Element position data:
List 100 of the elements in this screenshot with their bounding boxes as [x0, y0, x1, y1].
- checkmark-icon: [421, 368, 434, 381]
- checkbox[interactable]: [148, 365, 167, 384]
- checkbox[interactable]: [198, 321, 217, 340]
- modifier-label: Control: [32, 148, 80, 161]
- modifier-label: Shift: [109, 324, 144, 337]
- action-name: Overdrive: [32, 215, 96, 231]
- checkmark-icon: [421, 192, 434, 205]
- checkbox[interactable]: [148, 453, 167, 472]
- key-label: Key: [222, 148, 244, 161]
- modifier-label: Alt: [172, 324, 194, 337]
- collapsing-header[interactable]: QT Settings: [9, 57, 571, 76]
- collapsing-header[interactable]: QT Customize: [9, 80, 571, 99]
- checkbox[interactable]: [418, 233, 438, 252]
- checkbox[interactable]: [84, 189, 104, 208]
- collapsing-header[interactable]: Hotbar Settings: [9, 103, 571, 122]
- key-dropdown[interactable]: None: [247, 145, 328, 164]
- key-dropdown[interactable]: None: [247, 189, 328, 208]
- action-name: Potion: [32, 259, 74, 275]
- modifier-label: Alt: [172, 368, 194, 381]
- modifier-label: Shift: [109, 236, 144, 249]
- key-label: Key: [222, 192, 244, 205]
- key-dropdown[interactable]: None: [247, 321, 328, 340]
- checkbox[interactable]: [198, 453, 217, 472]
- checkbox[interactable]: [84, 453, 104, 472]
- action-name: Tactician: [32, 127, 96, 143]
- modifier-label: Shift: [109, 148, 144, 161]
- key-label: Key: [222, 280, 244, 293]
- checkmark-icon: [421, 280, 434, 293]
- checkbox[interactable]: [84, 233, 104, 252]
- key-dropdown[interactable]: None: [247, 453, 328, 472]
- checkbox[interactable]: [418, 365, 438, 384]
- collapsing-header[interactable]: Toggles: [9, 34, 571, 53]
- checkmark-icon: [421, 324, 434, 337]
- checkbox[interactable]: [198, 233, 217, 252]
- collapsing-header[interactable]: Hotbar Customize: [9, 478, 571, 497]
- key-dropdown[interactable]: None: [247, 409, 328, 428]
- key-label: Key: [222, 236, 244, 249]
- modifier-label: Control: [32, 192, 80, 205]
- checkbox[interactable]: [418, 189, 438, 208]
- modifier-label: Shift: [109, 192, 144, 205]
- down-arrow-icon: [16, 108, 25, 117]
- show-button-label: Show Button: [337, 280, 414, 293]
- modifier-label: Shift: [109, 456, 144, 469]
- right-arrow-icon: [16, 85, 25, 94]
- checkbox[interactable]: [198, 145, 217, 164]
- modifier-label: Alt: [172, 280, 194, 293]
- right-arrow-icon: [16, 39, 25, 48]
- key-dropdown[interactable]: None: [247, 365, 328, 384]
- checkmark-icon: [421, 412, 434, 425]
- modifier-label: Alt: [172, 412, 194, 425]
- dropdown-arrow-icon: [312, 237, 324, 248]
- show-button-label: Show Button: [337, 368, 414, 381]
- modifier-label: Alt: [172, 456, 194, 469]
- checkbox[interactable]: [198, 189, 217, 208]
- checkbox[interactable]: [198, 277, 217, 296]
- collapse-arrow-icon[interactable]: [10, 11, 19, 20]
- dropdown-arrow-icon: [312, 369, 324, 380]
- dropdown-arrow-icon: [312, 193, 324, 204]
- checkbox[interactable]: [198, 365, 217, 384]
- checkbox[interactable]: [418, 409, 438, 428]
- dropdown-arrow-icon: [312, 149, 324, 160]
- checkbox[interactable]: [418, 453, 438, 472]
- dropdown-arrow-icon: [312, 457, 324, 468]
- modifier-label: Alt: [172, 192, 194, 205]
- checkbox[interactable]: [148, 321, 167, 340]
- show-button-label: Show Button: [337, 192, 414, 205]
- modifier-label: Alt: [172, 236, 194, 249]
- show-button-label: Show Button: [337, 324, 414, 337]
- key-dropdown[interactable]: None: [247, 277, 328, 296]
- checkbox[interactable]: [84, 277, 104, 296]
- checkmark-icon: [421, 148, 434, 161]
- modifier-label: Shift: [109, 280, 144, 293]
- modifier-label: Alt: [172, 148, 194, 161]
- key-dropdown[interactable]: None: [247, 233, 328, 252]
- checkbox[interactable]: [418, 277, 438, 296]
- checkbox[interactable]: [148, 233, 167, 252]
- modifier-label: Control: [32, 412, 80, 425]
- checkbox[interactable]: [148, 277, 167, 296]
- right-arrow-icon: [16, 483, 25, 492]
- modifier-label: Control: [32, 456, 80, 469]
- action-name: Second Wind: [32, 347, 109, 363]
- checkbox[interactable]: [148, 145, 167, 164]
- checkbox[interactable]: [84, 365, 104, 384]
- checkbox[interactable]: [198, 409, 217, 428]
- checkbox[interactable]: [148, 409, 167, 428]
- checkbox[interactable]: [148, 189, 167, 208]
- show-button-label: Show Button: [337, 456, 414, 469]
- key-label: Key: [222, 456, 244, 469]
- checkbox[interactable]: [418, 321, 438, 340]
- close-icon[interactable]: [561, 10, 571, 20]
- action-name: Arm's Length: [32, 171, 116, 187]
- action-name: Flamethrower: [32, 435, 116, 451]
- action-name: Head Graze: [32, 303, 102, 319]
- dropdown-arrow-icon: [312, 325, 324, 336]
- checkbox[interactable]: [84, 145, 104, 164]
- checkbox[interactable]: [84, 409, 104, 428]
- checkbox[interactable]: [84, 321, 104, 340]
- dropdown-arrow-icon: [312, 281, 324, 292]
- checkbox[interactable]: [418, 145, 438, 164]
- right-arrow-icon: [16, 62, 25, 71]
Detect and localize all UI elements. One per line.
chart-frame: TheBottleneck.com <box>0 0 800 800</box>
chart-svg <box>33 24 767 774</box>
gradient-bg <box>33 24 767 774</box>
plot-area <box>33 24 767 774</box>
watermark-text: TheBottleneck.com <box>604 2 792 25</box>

▶ _Brief_:
Rewrite the listing from its first line through the line containing "- right-arrow-icon: [16, 85, 25, 94]" as a JSON list of strings, one string per line, with blank lines left out.

▶ _Complete response_:
[
  "List 100 of the elements in this screenshot with their bounding boxes as [x0, y0, x1, y1].",
  "- checkmark-icon: [421, 368, 434, 381]",
  "- checkbox[interactable]: [148, 365, 167, 384]",
  "- checkbox[interactable]: [198, 321, 217, 340]",
  "- modifier-label: Control: [32, 148, 80, 161]",
  "- modifier-label: Shift: [109, 324, 144, 337]",
  "- action-name: Overdrive: [32, 215, 96, 231]",
  "- checkmark-icon: [421, 192, 434, 205]",
  "- checkbox[interactable]: [148, 453, 167, 472]",
  "- key-label: Key: [222, 148, 244, 161]",
  "- modifier-label: Alt: [172, 324, 194, 337]",
  "- collapsing-header[interactable]: QT Settings: [9, 57, 571, 76]",
  "- collapsing-header[interactable]: QT Customize: [9, 80, 571, 99]",
  "- checkbox[interactable]: [418, 233, 438, 252]",
  "- checkbox[interactable]: [84, 189, 104, 208]",
  "- collapsing-header[interactable]: Hotbar Settings: [9, 103, 571, 122]",
  "- key-dropdown[interactable]: None: [247, 145, 328, 164]",
  "- key-dropdown[interactable]: None: [247, 189, 328, 208]",
  "- action-name: Potion: [32, 259, 74, 275]",
  "- modifier-label: Alt: [172, 368, 194, 381]",
  "- modifier-label: Shift: [109, 236, 144, 249]",
  "- key-label: Key: [222, 192, 244, 205]",
  "- key-dropdown[interactable]: None: [247, 321, 328, 340]",
  "- checkbox[interactable]: [198, 453, 217, 472]",
  "- checkbox[interactable]: [84, 453, 104, 472]",
  "- action-name: Tactician: [32, 127, 96, 143]",
  "- modifier-label: Shift: [109, 148, 144, 161]",
  "- key-label: Key: [222, 280, 244, 293]",
  "- checkmark-icon: [421, 280, 434, 293]",
  "- checkbox[interactable]: [84, 233, 104, 252]",
  "- key-dropdown[interactable]: None: [247, 453, 328, 472]",
  "- checkbox[interactable]: [418, 365, 438, 384]",
  "- collapsing-header[interactable]: Toggles: [9, 34, 571, 53]",
  "- checkmark-icon: [421, 324, 434, 337]",
  "- checkbox[interactable]: [198, 233, 217, 252]",
  "- collapsing-header[interactable]: Hotbar Customize: [9, 478, 571, 497]",
  "- key-dropdown[interactable]: None: [247, 409, 328, 428]",
  "- key-label: Key: [222, 236, 244, 249]",
  "- modifier-label: Control: [32, 192, 80, 205]",
  "- checkbox[interactable]: [418, 189, 438, 208]",
  "- modifier-label: Shift: [109, 192, 144, 205]",
  "- down-arrow-icon: [16, 108, 25, 117]",
  "- show-button-label: Show Button: [337, 280, 414, 293]",
  "- modifier-label: Shift: [109, 456, 144, 469]",
  "- right-arrow-icon: [16, 85, 25, 94]"
]